[Recorded data]
++++++++++++++++++++

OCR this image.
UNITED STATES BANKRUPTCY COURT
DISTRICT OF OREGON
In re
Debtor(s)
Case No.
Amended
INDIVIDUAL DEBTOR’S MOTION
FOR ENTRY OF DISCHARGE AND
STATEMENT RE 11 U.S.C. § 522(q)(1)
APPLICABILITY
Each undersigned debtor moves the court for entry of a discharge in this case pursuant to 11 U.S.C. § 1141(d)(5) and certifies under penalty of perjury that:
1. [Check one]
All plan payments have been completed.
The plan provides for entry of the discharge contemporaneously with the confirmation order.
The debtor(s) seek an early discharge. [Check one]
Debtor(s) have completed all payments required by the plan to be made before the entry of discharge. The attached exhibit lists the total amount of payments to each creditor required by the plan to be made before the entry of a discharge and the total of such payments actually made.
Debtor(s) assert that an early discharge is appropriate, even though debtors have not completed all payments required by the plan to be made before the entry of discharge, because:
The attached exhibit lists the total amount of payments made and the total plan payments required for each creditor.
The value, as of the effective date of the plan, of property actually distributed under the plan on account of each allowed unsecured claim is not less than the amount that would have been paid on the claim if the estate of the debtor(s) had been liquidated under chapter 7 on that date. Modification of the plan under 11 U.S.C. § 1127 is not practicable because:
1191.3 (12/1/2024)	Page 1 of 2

++++++++++++++++++++

_Problem to solve_
Copy every line in the records above that contains the word "attached".

_Result for this task_
Debtor(s) have completed all payments required by the plan to be made before the entry of discharge. The attached exhibit lists the total amount of payments to each creditor required by the plan to be made before the entry of a discharge and the total of such payments actually made.
The attached exhibit lists the total amount of payments made and the total plan payments required for each creditor.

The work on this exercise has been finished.